### Work to complete
Determine how many lines contain the string "болотные" and reply with that number alone.

(Stored items from a collection)
"""
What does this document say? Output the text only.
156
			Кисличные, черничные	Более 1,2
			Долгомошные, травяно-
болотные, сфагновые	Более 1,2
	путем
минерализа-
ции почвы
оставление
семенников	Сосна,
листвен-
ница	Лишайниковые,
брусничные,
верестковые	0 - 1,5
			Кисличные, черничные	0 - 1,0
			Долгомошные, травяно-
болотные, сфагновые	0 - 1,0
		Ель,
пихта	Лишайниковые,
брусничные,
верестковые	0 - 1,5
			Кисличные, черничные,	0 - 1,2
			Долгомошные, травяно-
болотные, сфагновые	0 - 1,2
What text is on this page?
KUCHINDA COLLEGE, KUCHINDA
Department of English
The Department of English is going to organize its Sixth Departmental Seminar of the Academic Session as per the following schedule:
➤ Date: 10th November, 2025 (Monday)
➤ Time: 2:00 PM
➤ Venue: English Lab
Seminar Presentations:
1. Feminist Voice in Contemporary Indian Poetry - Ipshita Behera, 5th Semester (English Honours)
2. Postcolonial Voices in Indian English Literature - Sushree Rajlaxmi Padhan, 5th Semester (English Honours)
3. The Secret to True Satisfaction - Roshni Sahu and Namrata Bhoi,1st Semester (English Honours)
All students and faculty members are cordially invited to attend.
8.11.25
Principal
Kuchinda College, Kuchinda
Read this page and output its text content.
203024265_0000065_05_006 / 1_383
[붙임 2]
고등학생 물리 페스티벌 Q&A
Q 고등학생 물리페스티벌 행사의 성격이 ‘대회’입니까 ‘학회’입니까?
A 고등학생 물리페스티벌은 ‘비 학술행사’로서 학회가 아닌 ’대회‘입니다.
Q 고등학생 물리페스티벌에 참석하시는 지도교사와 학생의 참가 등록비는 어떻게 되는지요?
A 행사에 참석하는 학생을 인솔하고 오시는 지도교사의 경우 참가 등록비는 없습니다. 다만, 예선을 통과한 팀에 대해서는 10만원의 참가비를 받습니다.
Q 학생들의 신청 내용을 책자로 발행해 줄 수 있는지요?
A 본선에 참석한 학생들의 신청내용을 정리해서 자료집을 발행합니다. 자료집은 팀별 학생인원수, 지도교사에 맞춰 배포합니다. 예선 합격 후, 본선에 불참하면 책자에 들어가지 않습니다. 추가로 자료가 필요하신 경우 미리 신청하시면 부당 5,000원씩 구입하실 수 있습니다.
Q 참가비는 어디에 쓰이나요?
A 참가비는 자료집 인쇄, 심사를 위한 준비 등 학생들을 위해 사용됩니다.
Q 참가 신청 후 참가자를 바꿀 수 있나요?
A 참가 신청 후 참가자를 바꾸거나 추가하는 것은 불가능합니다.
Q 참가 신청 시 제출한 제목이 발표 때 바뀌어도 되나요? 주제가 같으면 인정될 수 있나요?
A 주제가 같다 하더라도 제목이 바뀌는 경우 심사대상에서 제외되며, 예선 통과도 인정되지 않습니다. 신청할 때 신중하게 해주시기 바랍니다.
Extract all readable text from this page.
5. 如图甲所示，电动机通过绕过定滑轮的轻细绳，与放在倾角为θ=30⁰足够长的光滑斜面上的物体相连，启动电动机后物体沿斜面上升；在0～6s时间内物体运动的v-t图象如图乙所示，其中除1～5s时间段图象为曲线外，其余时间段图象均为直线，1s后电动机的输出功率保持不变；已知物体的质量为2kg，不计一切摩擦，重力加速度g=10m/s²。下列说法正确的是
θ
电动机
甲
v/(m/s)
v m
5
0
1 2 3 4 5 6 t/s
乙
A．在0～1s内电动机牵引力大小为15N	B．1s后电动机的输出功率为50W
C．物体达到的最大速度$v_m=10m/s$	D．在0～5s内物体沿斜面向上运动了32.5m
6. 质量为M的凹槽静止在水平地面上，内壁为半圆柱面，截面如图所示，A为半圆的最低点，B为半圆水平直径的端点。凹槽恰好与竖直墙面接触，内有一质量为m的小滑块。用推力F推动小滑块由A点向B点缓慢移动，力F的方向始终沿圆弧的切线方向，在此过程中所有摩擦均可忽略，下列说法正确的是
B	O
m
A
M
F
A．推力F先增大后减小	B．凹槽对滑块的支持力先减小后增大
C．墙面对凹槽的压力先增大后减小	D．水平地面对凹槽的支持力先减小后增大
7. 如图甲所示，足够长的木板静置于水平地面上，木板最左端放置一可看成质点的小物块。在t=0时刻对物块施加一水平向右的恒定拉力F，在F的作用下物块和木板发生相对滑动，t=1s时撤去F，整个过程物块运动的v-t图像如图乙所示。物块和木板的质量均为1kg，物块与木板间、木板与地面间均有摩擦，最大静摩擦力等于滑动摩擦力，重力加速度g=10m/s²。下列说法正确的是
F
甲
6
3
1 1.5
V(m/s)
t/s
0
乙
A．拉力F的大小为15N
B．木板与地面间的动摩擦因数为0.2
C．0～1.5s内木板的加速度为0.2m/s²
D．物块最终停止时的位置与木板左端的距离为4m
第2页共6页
"""
### Output
3